MATERIAL PROVIDED —
##########

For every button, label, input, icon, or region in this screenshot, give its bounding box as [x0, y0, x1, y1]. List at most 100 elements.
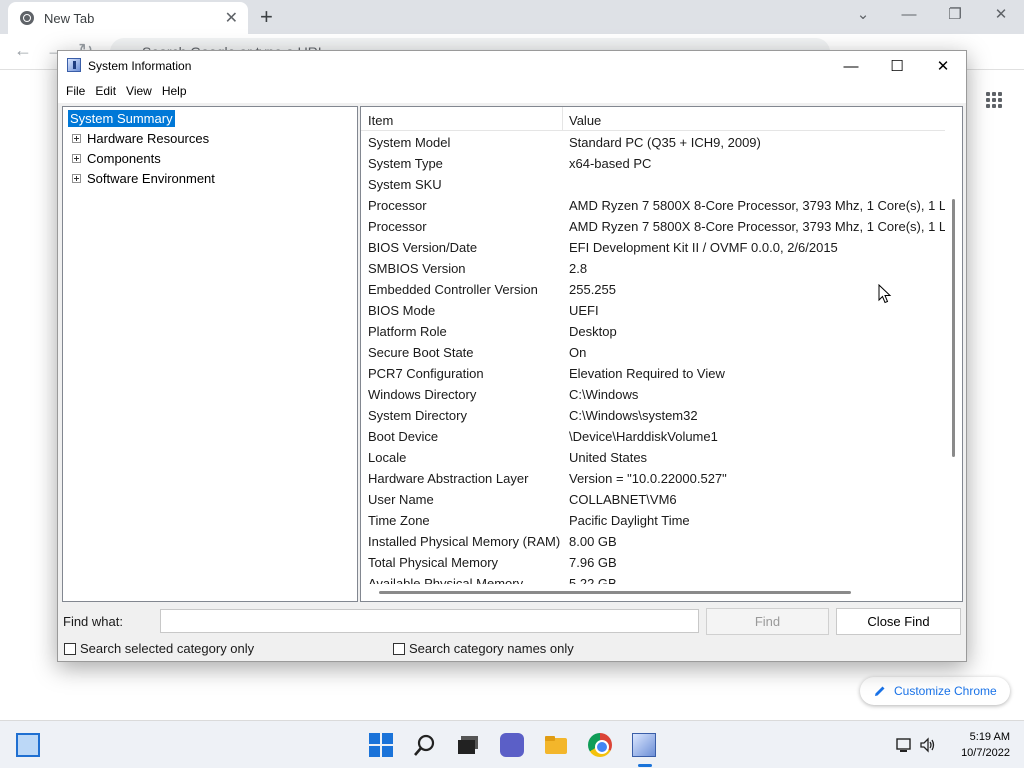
volume-icon[interactable]	[919, 737, 937, 753]
table-row[interactable]: User Name COLLABNET\VM6	[361, 488, 945, 509]
file-explorer-icon[interactable]	[544, 733, 568, 757]
active-app-indicator	[638, 764, 652, 767]
tree-item-system-summary[interactable]: System Summary	[68, 110, 175, 127]
chrome-tab-new-tab[interactable]: New Tab ✕	[8, 2, 248, 34]
table-row[interactable]: Installed Physical Memory (RAM) 8.00 GB	[361, 530, 945, 551]
start-icon[interactable]	[369, 733, 393, 757]
row-item: BIOS Version/Date	[368, 240, 478, 255]
tab-search-chevron-icon[interactable]: ⌄	[840, 0, 886, 30]
row-item: User Name	[368, 492, 434, 507]
row-item: Windows Directory	[368, 387, 477, 402]
column-divider[interactable]	[562, 107, 563, 131]
vertical-scroll-thumb[interactable]	[952, 199, 955, 457]
row-value: Standard PC (Q35 + ICH9, 2009)	[569, 135, 761, 150]
search-icon[interactable]	[413, 733, 437, 757]
minimize-button[interactable]: —	[828, 51, 874, 81]
horizontal-scrollbar[interactable]	[361, 584, 945, 601]
row-value: Version = "10.0.22000.527"	[569, 471, 727, 486]
row-item: Time Zone	[368, 513, 430, 528]
table-row[interactable]: SMBIOS Version 2.8	[361, 257, 945, 278]
tree-item-software-environment[interactable]: Software Environment	[72, 171, 215, 186]
widgets-icon[interactable]	[16, 733, 40, 757]
chrome-icon[interactable]	[588, 733, 612, 757]
tree-item-label: Components	[87, 151, 161, 166]
close-button[interactable]: ✕	[920, 51, 966, 81]
table-row[interactable]: System Model Standard PC (Q35 + ICH9, 200…	[361, 131, 945, 152]
find-button[interactable]: Find	[706, 608, 829, 635]
title-bar[interactable]: System Information — ☐ ✕	[58, 51, 966, 81]
checkbox-box[interactable]	[64, 642, 76, 655]
checkbox-box[interactable]	[393, 642, 405, 655]
expand-plus-icon[interactable]	[72, 174, 81, 183]
menu-edit[interactable]: Edit	[90, 81, 121, 103]
close-find-button[interactable]: Close Find	[836, 608, 961, 635]
vertical-scrollbar[interactable]	[945, 107, 962, 585]
chrome-restore-button[interactable]: ❐	[932, 0, 978, 30]
find-what-label: Find what:	[63, 614, 123, 629]
checkbox-label: Search selected category only	[80, 641, 255, 656]
table-row[interactable]: Time Zone Pacific Daylight Time	[361, 509, 945, 530]
table-row[interactable]: BIOS Mode UEFI	[361, 299, 945, 320]
table-row[interactable]: Processor AMD Ryzen 7 5800X 8-Core Proces…	[361, 194, 945, 215]
column-header-value[interactable]: Value	[569, 113, 601, 128]
new-tab-button[interactable]: +	[260, 4, 273, 30]
customize-chrome-button[interactable]: Customize Chrome	[860, 677, 1010, 705]
tree-item-hardware-resources[interactable]: Hardware Resources	[72, 131, 209, 146]
search-selected-category-checkbox[interactable]: Search selected category only	[64, 641, 254, 656]
table-row[interactable]: System SKU	[361, 173, 945, 194]
table-row[interactable]: Hardware Abstraction Layer Version = "10.…	[361, 467, 945, 488]
table-row[interactable]: PCR7 Configuration Elevation Required to …	[361, 362, 945, 383]
column-header-item[interactable]: Item	[368, 113, 393, 128]
menu-help[interactable]: Help	[157, 81, 192, 103]
checkbox-label: Search category names only	[409, 641, 574, 656]
table-row[interactable]: System Directory C:\Windows\system32	[361, 404, 945, 425]
menu-file[interactable]: File	[61, 81, 90, 103]
system-clock[interactable]: 5:19 AM 10/7/2022	[944, 729, 1010, 761]
find-what-input[interactable]	[160, 609, 699, 633]
table-row[interactable]: Boot Device \Device\HarddiskVolume1	[361, 425, 945, 446]
tab-close-icon[interactable]: ✕	[225, 8, 238, 28]
expand-plus-icon[interactable]	[72, 154, 81, 163]
row-value: Desktop	[569, 324, 617, 339]
back-icon[interactable]: ←	[14, 40, 32, 61]
row-item: System Type	[368, 156, 443, 171]
system-information-taskbar-icon[interactable]	[632, 733, 656, 757]
details-list: Item Value System Model Standard PC (Q35 …	[360, 106, 963, 602]
chrome-tabstrip: New Tab ✕ + ⌄ — ❐ ✕	[0, 0, 1024, 34]
row-item: Secure Boot State	[368, 345, 474, 360]
row-item: SMBIOS Version	[368, 261, 466, 276]
table-row[interactable]: System Type x64-based PC	[361, 152, 945, 173]
window-title: System Information	[88, 59, 192, 73]
table-row[interactable]: BIOS Version/Date EFI Development Kit II …	[361, 236, 945, 257]
row-item: System SKU	[368, 177, 442, 192]
table-row[interactable]: Embedded Controller Version 255.255	[361, 278, 945, 299]
search-category-names-checkbox[interactable]: Search category names only	[393, 641, 574, 656]
row-value: United States	[569, 450, 648, 465]
table-row[interactable]: Windows Directory C:\Windows	[361, 383, 945, 404]
table-row[interactable]: Processor AMD Ryzen 7 5800X 8-Core Proces…	[361, 215, 945, 236]
row-item: Locale	[368, 450, 407, 465]
table-row[interactable]: Secure Boot State On	[361, 341, 945, 362]
row-item: Processor	[368, 198, 427, 213]
row-value: 8.00 GB	[569, 534, 617, 549]
chrome-close-button[interactable]: ✕	[978, 0, 1024, 30]
table-row[interactable]: Total Physical Memory 7.96 GB	[361, 551, 945, 572]
network-icon[interactable]	[895, 737, 913, 753]
table-row[interactable]: Platform Role Desktop	[361, 320, 945, 341]
horizontal-scroll-thumb[interactable]	[379, 591, 851, 594]
row-value: COLLABNET\VM6	[569, 492, 677, 507]
maximize-button[interactable]: ☐	[874, 51, 920, 81]
window-controls: — ☐ ✕	[828, 51, 966, 81]
expand-plus-icon[interactable]	[72, 134, 81, 143]
table-row[interactable]: Locale United States	[361, 446, 945, 467]
menu-view[interactable]: View	[121, 81, 157, 103]
chrome-minimize-button[interactable]: —	[886, 0, 932, 30]
row-value: 7.96 GB	[569, 555, 617, 570]
row-value: 2.8	[569, 261, 588, 276]
tree-item-components[interactable]: Components	[72, 151, 161, 166]
google-apps-icon[interactable]	[986, 92, 1002, 108]
category-tree: System Summary Hardware Resources Compon…	[62, 106, 358, 602]
task-view-icon[interactable]	[456, 733, 480, 757]
customize-chrome-label: Customize Chrome	[894, 684, 997, 698]
teams-chat-icon[interactable]	[500, 733, 524, 757]
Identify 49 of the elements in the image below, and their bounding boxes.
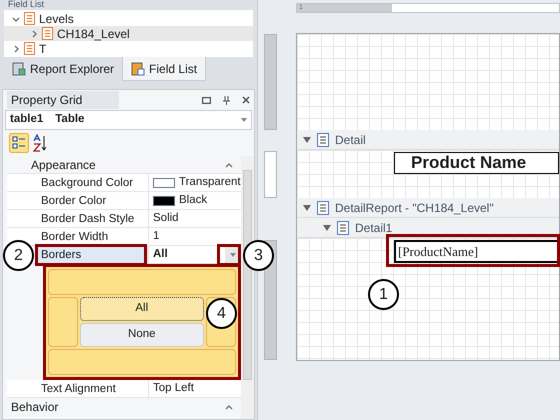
band-label: Detail (335, 132, 366, 148)
category-header[interactable]: Behavior (7, 398, 241, 416)
tree-item-label: T (39, 40, 46, 57)
tree-item[interactable]: Levels (4, 11, 253, 26)
tree-item[interactable]: T (4, 41, 253, 56)
close-icon[interactable] (242, 96, 250, 104)
expand-icon[interactable] (30, 30, 38, 38)
band-label: Detail1 (355, 220, 392, 236)
tree-item[interactable]: CH184_Level (4, 26, 253, 41)
panel-title: Property Grid (7, 91, 119, 109)
property-value[interactable]: All (153, 246, 168, 264)
band-header[interactable]: Detail1 (297, 218, 559, 238)
sort-alphabetical-icon[interactable] (33, 134, 47, 152)
panel-title: Field List (7, 0, 46, 10)
object-selector[interactable]: table1 Table (5, 110, 252, 130)
collapse-icon[interactable] (224, 160, 233, 168)
collapse-icon[interactable] (303, 136, 311, 142)
band-header[interactable]: DetailReport - "CH184_Level" (297, 198, 559, 218)
document-icon (42, 27, 53, 40)
caret-icon (241, 118, 247, 122)
property-value[interactable]: 1 (153, 228, 160, 246)
border-option-button[interactable]: None (80, 323, 204, 347)
property-value[interactable]: Transparent (179, 174, 241, 192)
vertical-ruler (264, 151, 277, 198)
band-icon (317, 132, 329, 146)
categorized-icon[interactable] (9, 133, 29, 153)
collapse-icon[interactable] (224, 403, 233, 411)
property-value[interactable]: Black (179, 192, 208, 210)
collapse-icon[interactable] (303, 204, 311, 210)
collapse-icon[interactable] (323, 224, 331, 230)
clipboard-icon (12, 62, 26, 76)
property-value[interactable]: Solid (153, 210, 179, 228)
database-icon (131, 62, 146, 76)
caret-icon (230, 252, 236, 256)
expand-icon[interactable] (12, 44, 20, 52)
band-icon (337, 220, 349, 234)
field-cell[interactable]: [ProductName] (394, 240, 559, 263)
pin-icon[interactable] (223, 96, 230, 104)
panel-tab[interactable]: Field List (122, 57, 206, 81)
maximize-icon[interactable] (202, 96, 211, 104)
property-value[interactable]: Top Left (153, 380, 194, 398)
table-cell[interactable]: Product Name (394, 152, 559, 174)
band-icon (317, 200, 329, 214)
band-header[interactable]: Detail (297, 130, 559, 150)
tree-item-label: CH184_Level (57, 26, 130, 42)
collapse-icon[interactable] (12, 14, 20, 22)
border-option-button[interactable]: All (80, 297, 204, 321)
tree-item-label: Levels (39, 10, 74, 28)
band-label: DetailReport - "CH184_Level" (335, 200, 494, 216)
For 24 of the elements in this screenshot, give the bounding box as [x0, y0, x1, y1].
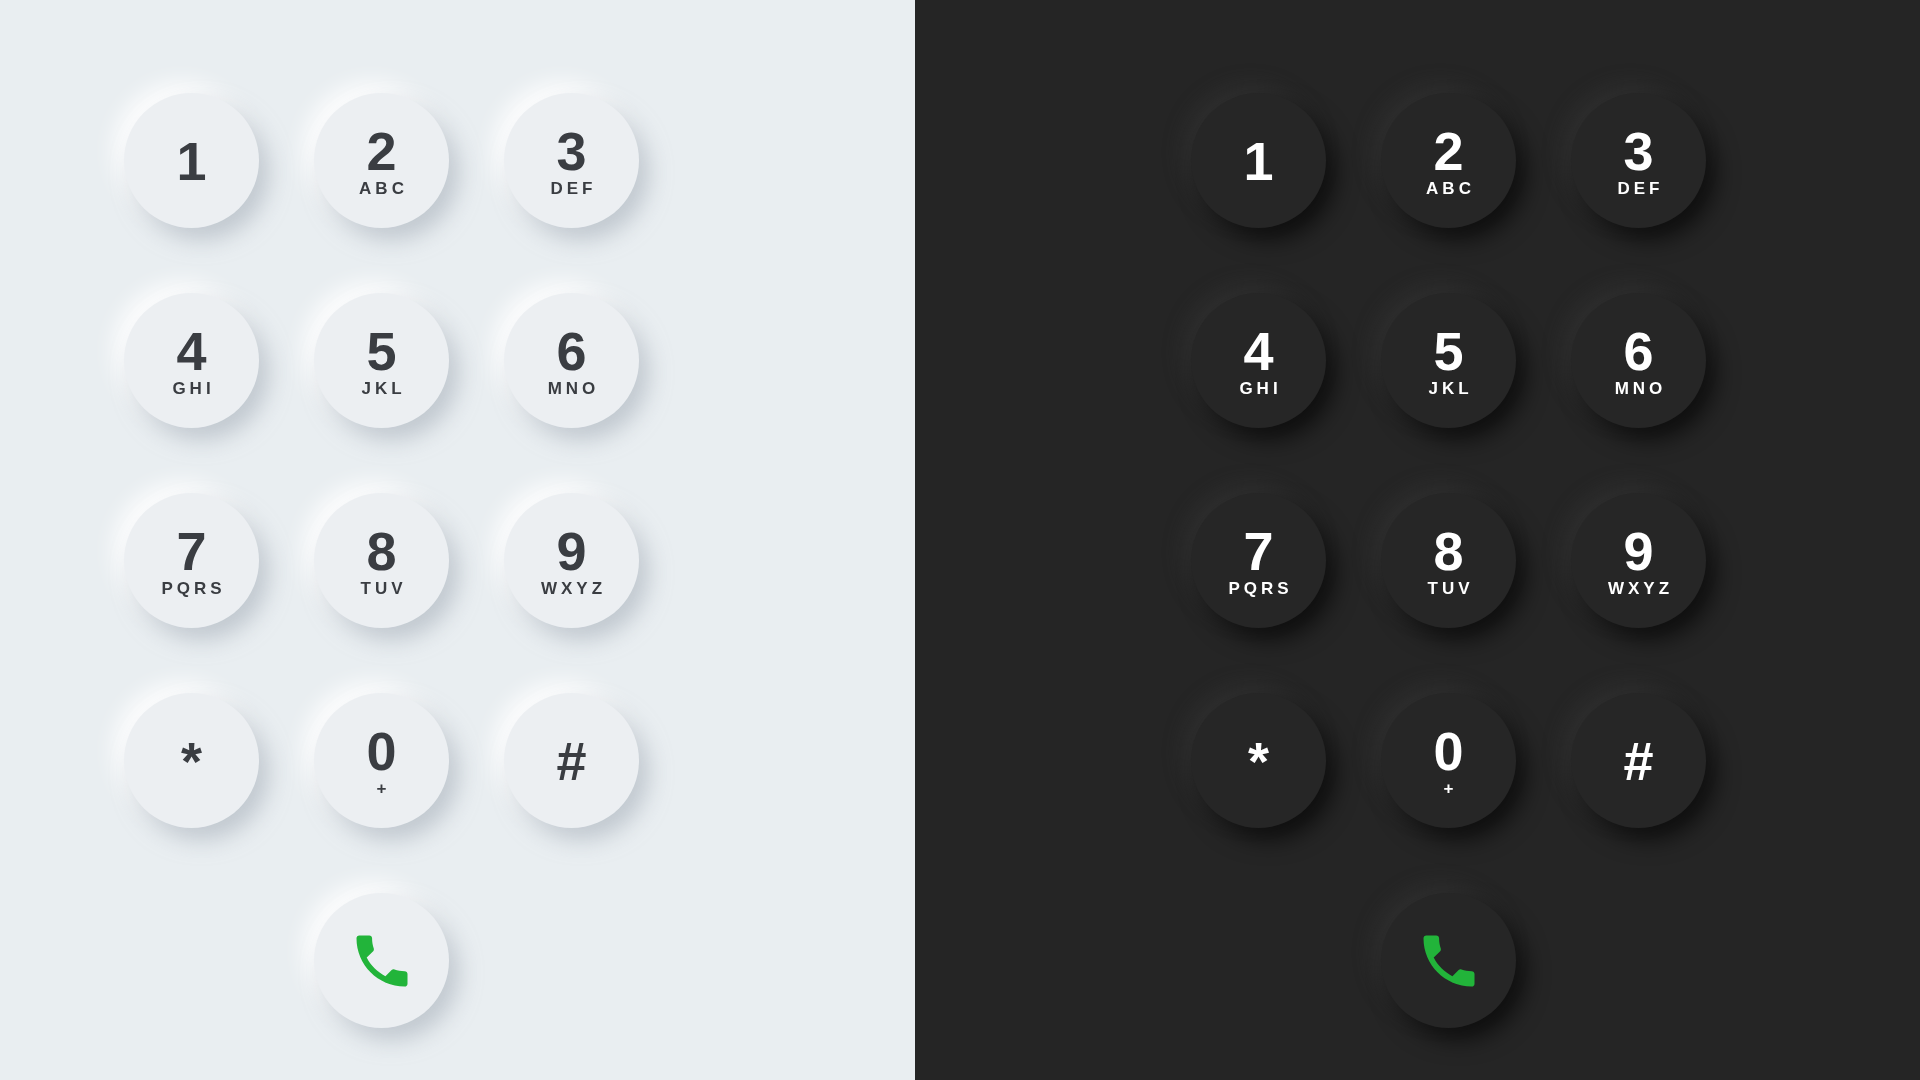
- dial-key[interactable]: 9 WXYZ: [1571, 493, 1706, 628]
- dial-key[interactable]: #: [1571, 693, 1706, 828]
- dial-key[interactable]: 7 PQRS: [124, 493, 259, 628]
- dial-key[interactable]: 4 GHI: [124, 293, 259, 428]
- dial-key[interactable]: 8 TUV: [1381, 493, 1516, 628]
- dial-key[interactable]: #: [504, 693, 639, 828]
- dial-key[interactable]: 3 DEF: [504, 93, 639, 228]
- dial-key[interactable]: *: [124, 693, 259, 828]
- dial-key[interactable]: *: [1191, 693, 1326, 828]
- dial-key[interactable]: 6 MNO: [1571, 293, 1706, 428]
- dial-key[interactable]: 6 MNO: [504, 293, 639, 428]
- dial-key[interactable]: 8 TUV: [314, 493, 449, 628]
- dial-key[interactable]: 5 JKL: [314, 293, 449, 428]
- dial-key[interactable]: 4 GHI: [1191, 293, 1326, 428]
- dial-key[interactable]: 5 JKL: [1381, 293, 1516, 428]
- dial-key[interactable]: 1: [124, 93, 259, 228]
- dial-key[interactable]: 3 DEF: [1571, 93, 1706, 228]
- dial-key[interactable]: 9 WXYZ: [504, 493, 639, 628]
- dial-key[interactable]: 0 +: [314, 693, 449, 828]
- dial-key[interactable]: 1: [1191, 93, 1326, 228]
- dial-key[interactable]: 2 ABC: [314, 93, 449, 228]
- dial-key[interactable]: 0 +: [1381, 693, 1516, 828]
- dial-key[interactable]: 7 PQRS: [1191, 493, 1326, 628]
- dial-key[interactable]: 2 ABC: [1381, 93, 1516, 228]
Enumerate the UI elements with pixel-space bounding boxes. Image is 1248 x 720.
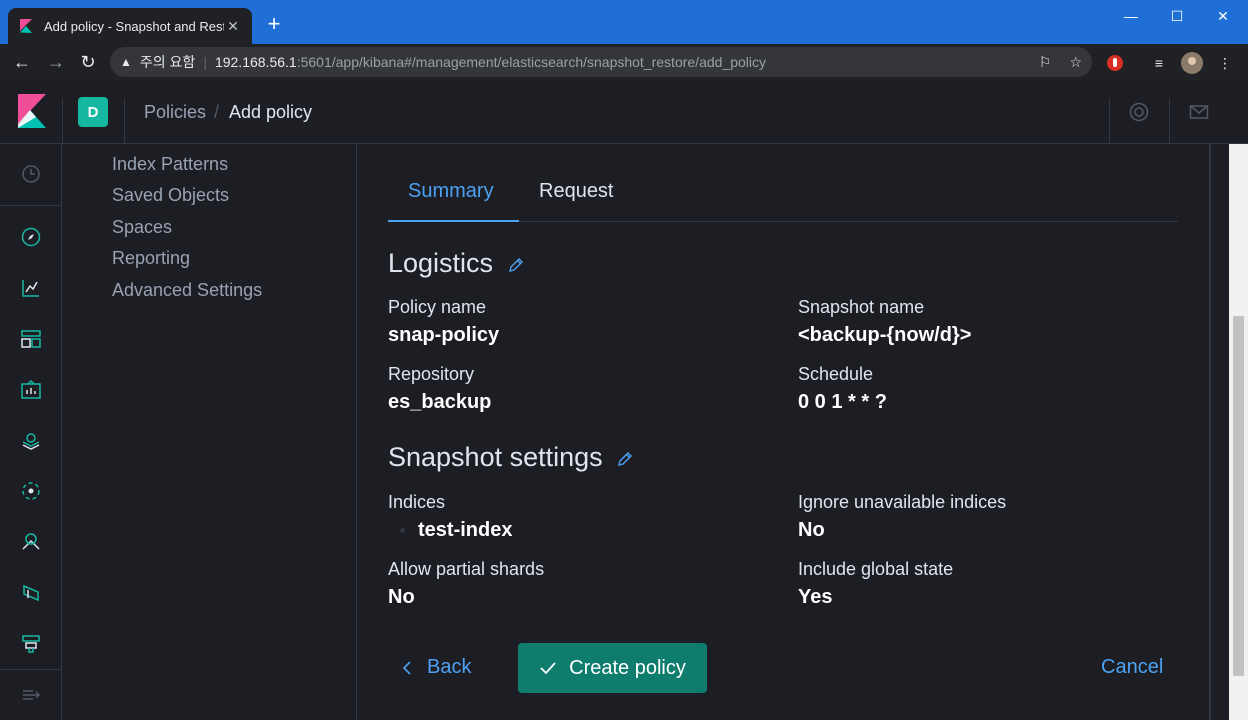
tab-close-icon[interactable]: ✕ [224,18,242,35]
address-bar[interactable]: ▲ 주의 요함 | 192.168.56.1 :5601/app/kibana#… [110,47,1092,77]
forward-nav-icon[interactable]: → [40,46,72,78]
back-button[interactable]: Back [401,656,471,679]
snapshot-settings-heading: Snapshot settings [388,442,634,473]
collapse-nav-icon[interactable] [20,684,42,706]
list-bullet [400,528,405,533]
warning-icon: ▲ [120,55,132,69]
create-policy-label: Create policy [569,656,686,679]
review-tabs: Summary Request [388,166,1178,222]
header-divider [1109,98,1110,144]
schedule-value: 0 0 1 * * ? [798,391,887,413]
indices-label: Indices [388,492,446,512]
minimize-button[interactable]: — [1108,0,1154,32]
dashboard-icon[interactable] [20,328,42,350]
back-button-label: Back [427,656,472,678]
snapshot-settings-heading-text: Snapshot settings [388,442,603,472]
header-divider [1169,98,1170,144]
kibana-logo-icon[interactable] [18,94,46,128]
space-avatar[interactable]: D [78,97,108,127]
new-tab-button[interactable]: + [262,12,286,36]
sidebar-item-reporting[interactable]: Reporting [112,248,190,269]
content-right-gutter [1209,144,1229,720]
breadcrumb-separator: / [214,102,220,122]
policy-name-label: Policy name [388,297,487,317]
profile-avatar[interactable] [1181,52,1203,74]
sidebar-item-index-patterns[interactable]: Index Patterns [112,154,228,175]
chevron-left-icon [402,660,411,675]
page-scrollbar[interactable] [1229,144,1248,720]
check-icon [540,662,556,675]
repository-label: Repository [388,364,475,384]
newsfeed-mail-icon[interactable] [1189,102,1209,122]
breadcrumb-policies[interactable]: Policies [144,102,206,123]
window-close-button[interactable]: ✕ [1200,0,1246,32]
browser-tab[interactable]: Add policy - Snapshot and Rest ✕ [8,8,252,44]
nav-divider [0,205,62,206]
header-divider [124,98,125,144]
bookmark-star-icon[interactable]: ☆ [1069,54,1082,71]
header-divider [62,98,63,144]
edit-settings-pencil-icon[interactable] [616,450,634,468]
canvas-icon[interactable] [20,379,42,401]
snapshot-name-label: Snapshot name [798,297,925,317]
ignore-unavailable-label: Ignore unavailable indices [798,492,1007,512]
kibana-favicon-icon [20,19,32,33]
management-icon[interactable] [20,633,42,655]
indices-value: test-index [418,519,513,541]
partial-shards-label: Allow partial shards [388,559,545,579]
edit-logistics-pencil-icon[interactable] [507,256,525,274]
global-state-value: Yes [798,586,833,608]
url-host: 192.168.56.1 [214,54,297,70]
recent-clock-icon[interactable] [20,163,42,185]
partial-shards-value: No [388,586,415,608]
logs-icon[interactable] [20,582,42,604]
policy-name-value: snap-policy [388,324,500,346]
browser-menu-icon[interactable]: ⋮ [1214,52,1236,74]
nav-divider [0,669,62,670]
url-separator: | [203,54,207,70]
back-nav-icon[interactable]: ← [6,46,38,78]
tab-request[interactable]: Request [539,180,614,203]
snapshot-name-value: <backup-{now/d}> [798,324,972,346]
maximize-button[interactable]: ☐ [1154,0,1200,32]
help-icon[interactable] [1129,102,1149,122]
schedule-label: Schedule [798,364,874,384]
repository-value: es_backup [388,391,492,413]
translate-icon[interactable]: ⚐ [1039,54,1052,71]
tab-summary[interactable]: Summary [408,180,494,203]
breadcrumb-current: Add policy [229,102,313,122]
maps-icon[interactable] [20,430,42,452]
ignore-unavailable-value: No [798,519,825,541]
url-path: :5601/app/kibana#/management/elasticsear… [296,54,767,70]
discover-compass-icon[interactable] [20,226,42,248]
logistics-heading: Logistics [388,248,525,279]
reload-icon[interactable]: ↻ [72,46,104,78]
policy-review-panel: Summary Request Logistics Policy name sn… [357,144,1209,720]
sidebar-item-saved-objects[interactable]: Saved Objects [112,185,229,206]
media-control-icon[interactable]: ≡ [1148,52,1170,74]
logistics-heading-text: Logistics [388,248,494,278]
tab-title: Add policy - Snapshot and Rest [44,18,224,34]
visualize-chart-icon[interactable] [20,277,42,299]
scrollbar-thumb[interactable] [1233,316,1244,676]
insecure-label: 주의 요함 [139,54,196,70]
create-policy-button[interactable]: Create policy [518,643,707,693]
global-state-label: Include global state [798,559,954,579]
kibana-nav-rail [0,144,62,720]
infrastructure-icon[interactable] [20,531,42,553]
management-sidebar: Index Patterns Saved Objects Spaces Repo… [62,144,357,720]
adblock-extension-icon[interactable] [1104,52,1126,74]
machine-learning-icon[interactable] [20,480,42,502]
cancel-button[interactable]: Cancel [1101,656,1163,679]
browser-titlebar: Add policy - Snapshot and Rest ✕ + — ☐ ✕ [0,0,1248,44]
sidebar-item-spaces[interactable]: Spaces [112,217,172,238]
sidebar-item-advanced-settings[interactable]: Advanced Settings [112,280,262,301]
kibana-header: D Policies / Add policy [0,80,1248,144]
active-tab-indicator [388,220,519,222]
browser-toolbar: ← → ↻ ▲ 주의 요함 | 192.168.56.1 :5601/app/k… [0,44,1248,80]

##########

SHORT PROBLEM —
Please rewrite the material from the line with "737, 937, 753]" up to and including the line with "387, 477, 402]" as a Markdown table with the columns Row and Text, numbering each line and omitting blank lines.

REPLY TO THE TASK —
| Row | Text |
|---|---|
| 1 | volume-icon[interactable]	[919, 737, 937, 753] |
| 2 | table-row[interactable]: User Name COLLABNET\VM6	[361, 488, 945, 509] |
| 3 | file-explorer-icon[interactable]	[544, 733, 568, 757] |
| 4 | active-app-indicator	[638, 764, 652, 767] |
| 5 | tree-item-system-summary[interactable]: System Summary	[68, 110, 175, 127] |
| 6 | chrome-tab-new-tab[interactable]: New Tab ✕	[8, 2, 248, 34] |
| 7 | table-row[interactable]: Installed Physical Memory (RAM) 8.00 GB	[361, 530, 945, 551] |
| 8 | start-icon[interactable]	[369, 733, 393, 757] |
| 9 | row-item: BIOS Version/Date	[368, 240, 478, 255] |
| 10 | tab-search-chevron-icon[interactable]: ⌄	[840, 0, 886, 30] |
| 11 | row-item: User Name	[368, 492, 434, 507] |
| 12 | row-item: Windows Directory	[368, 387, 477, 402] |